• Data provided
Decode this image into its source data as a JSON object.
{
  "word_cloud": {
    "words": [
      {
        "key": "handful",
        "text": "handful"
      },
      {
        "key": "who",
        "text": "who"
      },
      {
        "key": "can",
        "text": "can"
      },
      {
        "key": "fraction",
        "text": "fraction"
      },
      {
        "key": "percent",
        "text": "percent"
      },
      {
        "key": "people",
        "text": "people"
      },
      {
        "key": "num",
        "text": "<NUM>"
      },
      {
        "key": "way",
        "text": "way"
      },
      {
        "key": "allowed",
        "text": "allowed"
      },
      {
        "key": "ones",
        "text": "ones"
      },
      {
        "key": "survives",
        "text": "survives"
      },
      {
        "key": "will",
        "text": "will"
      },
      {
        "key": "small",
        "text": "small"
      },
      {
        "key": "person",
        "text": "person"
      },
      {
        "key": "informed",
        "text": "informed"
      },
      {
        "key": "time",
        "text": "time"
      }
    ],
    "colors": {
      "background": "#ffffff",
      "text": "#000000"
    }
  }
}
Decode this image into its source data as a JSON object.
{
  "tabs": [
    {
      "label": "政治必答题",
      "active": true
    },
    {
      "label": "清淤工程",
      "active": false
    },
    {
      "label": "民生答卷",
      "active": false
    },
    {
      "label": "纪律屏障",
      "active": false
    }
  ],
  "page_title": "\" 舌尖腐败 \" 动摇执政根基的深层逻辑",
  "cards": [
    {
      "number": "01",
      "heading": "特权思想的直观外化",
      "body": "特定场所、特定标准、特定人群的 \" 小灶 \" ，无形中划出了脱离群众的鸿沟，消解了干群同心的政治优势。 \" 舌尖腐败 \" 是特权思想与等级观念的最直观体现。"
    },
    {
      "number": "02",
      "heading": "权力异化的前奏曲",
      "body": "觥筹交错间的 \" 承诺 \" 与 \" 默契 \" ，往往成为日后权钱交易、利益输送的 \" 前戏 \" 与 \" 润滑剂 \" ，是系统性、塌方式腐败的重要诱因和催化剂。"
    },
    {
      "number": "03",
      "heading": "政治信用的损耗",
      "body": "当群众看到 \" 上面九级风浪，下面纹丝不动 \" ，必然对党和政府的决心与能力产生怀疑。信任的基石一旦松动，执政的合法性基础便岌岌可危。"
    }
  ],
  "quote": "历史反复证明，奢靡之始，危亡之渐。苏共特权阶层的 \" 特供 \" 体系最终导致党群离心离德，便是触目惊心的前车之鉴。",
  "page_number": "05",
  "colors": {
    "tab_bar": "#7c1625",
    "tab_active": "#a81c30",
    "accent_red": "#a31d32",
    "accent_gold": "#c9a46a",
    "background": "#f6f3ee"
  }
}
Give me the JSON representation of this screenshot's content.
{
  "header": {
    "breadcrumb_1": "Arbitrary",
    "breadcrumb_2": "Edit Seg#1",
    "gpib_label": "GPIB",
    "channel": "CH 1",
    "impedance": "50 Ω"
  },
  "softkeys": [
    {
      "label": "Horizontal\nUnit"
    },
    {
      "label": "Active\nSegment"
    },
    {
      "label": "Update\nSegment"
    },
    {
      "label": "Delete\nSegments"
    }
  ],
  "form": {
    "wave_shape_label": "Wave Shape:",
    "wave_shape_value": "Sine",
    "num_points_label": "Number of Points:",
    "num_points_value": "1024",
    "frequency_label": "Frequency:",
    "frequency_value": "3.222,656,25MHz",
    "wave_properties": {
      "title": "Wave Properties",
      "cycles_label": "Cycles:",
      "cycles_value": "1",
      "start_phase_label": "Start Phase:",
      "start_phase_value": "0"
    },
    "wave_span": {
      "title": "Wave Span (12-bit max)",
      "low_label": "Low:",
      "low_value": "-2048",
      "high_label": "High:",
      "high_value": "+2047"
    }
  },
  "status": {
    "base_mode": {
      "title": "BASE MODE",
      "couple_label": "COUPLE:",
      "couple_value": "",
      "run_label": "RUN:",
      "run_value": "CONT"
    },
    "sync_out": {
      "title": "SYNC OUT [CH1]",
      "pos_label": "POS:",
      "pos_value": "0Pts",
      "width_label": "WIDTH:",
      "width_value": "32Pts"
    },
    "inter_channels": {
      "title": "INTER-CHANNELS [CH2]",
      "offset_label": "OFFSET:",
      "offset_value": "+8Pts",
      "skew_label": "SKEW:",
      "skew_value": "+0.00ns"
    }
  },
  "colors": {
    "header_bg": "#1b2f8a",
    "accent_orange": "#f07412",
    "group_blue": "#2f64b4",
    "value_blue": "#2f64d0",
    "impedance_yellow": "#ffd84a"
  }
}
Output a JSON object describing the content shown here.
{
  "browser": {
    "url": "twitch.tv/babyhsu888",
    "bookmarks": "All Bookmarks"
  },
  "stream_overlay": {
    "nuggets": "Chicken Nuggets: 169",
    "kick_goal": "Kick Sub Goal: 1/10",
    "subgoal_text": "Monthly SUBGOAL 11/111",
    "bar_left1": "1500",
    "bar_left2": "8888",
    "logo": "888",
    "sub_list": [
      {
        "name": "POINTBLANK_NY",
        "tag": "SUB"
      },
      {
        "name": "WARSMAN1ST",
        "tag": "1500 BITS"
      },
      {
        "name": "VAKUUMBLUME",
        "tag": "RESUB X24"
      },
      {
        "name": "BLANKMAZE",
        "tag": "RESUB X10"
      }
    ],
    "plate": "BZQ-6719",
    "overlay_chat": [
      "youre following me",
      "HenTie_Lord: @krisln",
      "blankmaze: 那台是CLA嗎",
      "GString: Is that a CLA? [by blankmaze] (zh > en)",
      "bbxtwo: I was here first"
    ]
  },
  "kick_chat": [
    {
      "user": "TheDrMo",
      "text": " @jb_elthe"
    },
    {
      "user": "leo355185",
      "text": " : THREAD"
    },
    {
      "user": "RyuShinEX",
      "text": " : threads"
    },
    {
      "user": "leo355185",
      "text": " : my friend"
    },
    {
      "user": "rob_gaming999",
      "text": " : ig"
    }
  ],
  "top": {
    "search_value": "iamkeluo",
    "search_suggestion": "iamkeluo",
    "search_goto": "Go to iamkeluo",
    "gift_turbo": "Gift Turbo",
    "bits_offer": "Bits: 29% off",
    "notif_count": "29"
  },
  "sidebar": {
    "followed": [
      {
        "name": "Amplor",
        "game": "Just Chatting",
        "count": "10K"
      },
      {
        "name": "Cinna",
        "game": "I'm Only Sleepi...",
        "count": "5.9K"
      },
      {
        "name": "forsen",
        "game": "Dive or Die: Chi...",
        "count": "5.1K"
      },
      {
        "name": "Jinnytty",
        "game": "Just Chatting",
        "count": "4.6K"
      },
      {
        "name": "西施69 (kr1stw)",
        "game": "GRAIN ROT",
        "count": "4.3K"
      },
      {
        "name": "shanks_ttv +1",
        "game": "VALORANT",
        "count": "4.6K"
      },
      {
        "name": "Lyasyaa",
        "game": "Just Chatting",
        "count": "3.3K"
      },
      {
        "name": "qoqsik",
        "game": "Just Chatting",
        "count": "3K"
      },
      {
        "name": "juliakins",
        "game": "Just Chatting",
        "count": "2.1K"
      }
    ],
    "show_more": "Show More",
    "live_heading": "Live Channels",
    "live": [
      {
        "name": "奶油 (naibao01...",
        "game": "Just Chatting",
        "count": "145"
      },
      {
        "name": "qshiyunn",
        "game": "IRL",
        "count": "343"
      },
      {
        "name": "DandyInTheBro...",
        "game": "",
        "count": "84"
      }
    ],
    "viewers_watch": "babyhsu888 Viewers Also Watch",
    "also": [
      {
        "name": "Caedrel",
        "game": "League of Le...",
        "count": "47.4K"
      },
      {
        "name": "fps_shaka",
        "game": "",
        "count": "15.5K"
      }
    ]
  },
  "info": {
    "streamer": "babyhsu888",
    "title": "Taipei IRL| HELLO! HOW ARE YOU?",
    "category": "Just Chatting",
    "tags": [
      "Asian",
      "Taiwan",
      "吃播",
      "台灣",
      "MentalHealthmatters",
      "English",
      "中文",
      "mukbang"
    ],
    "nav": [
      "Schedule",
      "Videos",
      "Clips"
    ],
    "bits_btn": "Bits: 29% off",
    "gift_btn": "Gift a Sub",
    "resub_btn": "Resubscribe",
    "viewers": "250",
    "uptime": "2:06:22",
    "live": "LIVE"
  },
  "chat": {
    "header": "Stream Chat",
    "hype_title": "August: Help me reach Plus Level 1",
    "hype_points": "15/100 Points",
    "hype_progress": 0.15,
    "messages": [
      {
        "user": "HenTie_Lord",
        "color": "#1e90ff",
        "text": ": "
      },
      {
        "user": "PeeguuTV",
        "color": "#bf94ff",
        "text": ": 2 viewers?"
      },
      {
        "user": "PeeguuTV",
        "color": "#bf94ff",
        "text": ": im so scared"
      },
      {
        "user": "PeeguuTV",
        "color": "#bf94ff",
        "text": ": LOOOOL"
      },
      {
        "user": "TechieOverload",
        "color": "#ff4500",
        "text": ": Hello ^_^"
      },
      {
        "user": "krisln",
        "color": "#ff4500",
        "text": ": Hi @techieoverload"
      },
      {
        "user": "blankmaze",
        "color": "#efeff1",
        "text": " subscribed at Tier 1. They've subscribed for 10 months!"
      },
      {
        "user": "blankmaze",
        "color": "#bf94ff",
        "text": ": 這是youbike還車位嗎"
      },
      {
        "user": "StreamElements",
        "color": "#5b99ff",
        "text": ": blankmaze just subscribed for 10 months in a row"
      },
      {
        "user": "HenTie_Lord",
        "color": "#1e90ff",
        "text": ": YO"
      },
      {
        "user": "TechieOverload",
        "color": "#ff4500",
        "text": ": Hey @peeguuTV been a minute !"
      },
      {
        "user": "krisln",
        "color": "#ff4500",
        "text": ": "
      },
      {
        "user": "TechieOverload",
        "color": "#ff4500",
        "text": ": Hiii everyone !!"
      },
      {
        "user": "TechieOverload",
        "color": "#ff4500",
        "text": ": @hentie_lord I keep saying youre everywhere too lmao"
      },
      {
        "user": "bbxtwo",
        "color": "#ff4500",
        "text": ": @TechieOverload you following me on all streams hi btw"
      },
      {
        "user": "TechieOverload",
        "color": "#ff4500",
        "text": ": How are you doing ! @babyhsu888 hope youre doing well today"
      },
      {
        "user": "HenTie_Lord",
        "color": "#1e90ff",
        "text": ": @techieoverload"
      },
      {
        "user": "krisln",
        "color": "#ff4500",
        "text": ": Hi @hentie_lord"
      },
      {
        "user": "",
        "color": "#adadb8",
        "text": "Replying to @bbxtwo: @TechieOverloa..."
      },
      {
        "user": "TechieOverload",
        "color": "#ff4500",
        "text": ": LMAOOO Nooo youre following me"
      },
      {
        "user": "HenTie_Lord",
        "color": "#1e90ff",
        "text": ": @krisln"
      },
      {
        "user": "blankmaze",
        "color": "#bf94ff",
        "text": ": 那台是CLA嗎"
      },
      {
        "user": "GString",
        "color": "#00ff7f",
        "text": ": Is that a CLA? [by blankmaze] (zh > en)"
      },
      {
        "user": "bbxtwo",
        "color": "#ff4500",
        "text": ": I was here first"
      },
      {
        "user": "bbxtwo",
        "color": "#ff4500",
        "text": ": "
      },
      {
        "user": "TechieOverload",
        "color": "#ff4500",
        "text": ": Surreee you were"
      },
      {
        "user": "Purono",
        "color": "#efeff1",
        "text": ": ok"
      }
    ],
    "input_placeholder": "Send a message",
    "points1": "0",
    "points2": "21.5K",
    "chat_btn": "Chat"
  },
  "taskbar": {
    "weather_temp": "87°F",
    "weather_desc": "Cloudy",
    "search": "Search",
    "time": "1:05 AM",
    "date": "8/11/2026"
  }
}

• What you need to do
Search the listing for the string "months". Copy each line where it turns up.

• Result below
        "text": " subscribed at Tier 1. They've subscribed for 10 months!"
        "text": ": blankmaze just subscribed for 10 months in a row"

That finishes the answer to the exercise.